(EXERCISE REQUIREMENTS) Look through the material and copy each line holding "трасс".

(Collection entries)

▼▼▼

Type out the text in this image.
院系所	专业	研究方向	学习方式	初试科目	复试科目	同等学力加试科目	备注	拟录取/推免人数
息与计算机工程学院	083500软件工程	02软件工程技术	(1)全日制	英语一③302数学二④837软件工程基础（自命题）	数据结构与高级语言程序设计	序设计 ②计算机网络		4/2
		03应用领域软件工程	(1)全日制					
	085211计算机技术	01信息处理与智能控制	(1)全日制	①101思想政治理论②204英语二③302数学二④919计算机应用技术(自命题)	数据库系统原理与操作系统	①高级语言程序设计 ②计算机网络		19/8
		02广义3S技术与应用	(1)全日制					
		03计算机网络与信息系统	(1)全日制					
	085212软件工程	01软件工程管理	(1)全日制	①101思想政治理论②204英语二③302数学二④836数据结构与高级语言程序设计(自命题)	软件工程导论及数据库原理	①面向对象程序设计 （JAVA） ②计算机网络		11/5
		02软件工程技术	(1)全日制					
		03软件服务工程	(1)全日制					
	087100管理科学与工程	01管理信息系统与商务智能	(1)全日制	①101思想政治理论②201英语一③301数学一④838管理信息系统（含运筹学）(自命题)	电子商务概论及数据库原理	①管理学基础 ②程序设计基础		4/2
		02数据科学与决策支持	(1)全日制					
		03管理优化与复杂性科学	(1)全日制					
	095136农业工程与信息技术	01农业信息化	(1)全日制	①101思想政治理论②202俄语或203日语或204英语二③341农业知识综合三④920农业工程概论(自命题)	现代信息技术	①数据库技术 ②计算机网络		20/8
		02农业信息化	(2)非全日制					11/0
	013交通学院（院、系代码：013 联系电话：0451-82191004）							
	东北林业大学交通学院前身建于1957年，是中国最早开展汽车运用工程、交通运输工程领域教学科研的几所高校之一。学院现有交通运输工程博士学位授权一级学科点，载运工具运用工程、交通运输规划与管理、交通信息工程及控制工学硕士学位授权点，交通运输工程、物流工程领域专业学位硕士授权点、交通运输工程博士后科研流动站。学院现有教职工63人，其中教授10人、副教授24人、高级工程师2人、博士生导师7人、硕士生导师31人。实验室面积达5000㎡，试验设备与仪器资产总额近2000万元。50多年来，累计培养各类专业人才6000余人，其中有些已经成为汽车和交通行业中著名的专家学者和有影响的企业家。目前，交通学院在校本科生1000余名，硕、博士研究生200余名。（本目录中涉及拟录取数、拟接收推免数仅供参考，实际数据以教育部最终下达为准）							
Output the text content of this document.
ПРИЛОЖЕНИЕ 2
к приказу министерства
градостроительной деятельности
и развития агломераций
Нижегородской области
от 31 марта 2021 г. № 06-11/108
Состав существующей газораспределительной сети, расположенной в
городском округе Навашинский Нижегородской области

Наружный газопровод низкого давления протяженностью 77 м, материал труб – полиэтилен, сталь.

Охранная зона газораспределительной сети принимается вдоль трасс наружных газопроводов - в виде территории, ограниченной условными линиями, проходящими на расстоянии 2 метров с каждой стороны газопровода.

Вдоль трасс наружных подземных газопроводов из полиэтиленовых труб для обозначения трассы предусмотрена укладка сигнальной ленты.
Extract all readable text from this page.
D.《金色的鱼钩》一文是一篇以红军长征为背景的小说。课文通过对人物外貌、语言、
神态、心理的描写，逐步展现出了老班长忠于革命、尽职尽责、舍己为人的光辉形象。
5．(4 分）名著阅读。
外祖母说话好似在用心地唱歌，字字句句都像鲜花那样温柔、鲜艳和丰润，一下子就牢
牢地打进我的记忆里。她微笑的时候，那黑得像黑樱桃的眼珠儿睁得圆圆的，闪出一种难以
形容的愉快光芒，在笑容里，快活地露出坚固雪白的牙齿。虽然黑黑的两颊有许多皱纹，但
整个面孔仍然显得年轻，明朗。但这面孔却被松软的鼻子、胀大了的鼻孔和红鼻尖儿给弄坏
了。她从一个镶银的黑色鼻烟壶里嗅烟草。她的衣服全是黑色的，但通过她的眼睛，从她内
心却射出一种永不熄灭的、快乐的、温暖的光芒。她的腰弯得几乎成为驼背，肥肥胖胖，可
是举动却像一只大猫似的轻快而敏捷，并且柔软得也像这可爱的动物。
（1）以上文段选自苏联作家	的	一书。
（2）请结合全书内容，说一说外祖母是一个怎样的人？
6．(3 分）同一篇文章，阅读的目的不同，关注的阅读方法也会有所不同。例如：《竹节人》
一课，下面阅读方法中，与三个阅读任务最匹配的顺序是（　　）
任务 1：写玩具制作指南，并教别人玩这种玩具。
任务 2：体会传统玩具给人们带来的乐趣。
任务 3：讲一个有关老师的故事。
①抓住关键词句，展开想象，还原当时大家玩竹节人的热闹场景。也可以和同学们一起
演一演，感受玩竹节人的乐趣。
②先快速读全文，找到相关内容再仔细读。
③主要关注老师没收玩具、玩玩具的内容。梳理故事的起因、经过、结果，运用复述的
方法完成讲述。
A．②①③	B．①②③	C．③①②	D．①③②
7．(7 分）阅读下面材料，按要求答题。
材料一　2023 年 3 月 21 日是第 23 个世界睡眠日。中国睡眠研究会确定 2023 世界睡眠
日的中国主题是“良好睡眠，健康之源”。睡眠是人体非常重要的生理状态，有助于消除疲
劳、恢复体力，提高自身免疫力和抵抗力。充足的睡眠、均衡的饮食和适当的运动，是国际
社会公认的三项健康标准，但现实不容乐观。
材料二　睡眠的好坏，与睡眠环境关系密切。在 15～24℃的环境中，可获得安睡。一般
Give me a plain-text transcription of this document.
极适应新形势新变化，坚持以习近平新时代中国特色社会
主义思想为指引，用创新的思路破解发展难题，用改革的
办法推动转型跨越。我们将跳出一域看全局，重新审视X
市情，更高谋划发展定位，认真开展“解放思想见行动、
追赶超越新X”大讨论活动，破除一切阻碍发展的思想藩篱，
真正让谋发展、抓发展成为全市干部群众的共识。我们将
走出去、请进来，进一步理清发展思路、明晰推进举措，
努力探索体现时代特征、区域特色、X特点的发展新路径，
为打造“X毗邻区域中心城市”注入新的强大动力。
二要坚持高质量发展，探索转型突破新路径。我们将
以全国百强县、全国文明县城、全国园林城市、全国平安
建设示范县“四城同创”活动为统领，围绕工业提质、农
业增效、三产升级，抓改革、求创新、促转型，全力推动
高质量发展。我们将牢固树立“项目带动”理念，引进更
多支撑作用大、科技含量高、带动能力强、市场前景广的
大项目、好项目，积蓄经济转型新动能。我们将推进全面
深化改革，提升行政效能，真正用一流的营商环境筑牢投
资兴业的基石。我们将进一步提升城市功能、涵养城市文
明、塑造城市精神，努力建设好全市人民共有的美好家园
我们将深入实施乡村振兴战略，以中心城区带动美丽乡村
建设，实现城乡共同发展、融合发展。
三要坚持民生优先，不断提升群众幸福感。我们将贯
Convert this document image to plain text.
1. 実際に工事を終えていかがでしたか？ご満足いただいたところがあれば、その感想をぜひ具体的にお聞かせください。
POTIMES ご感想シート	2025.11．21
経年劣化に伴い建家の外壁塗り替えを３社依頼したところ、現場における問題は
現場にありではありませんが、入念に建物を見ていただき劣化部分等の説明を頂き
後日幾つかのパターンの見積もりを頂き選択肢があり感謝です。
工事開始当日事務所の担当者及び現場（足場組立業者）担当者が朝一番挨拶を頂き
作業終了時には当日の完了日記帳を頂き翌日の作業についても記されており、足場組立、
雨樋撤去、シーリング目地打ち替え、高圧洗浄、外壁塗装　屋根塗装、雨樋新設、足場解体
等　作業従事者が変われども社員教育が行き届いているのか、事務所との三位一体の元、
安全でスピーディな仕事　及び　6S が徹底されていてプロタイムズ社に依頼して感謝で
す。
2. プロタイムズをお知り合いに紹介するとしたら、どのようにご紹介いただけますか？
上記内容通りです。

▲▲▲

(OUTPUT OF THE TASK)
Охранная зона газораспределительной сети принимается вдоль трасс наружных газопроводов - в виде территории, ограниченной условными линиями, проходящими на расстоянии 2 метров с каждой стороны газопровода.
Вдоль трасс наружных подземных газопроводов из полиэтиленовых труб для обозначения трассы предусмотрена укладка сигнальной ленты.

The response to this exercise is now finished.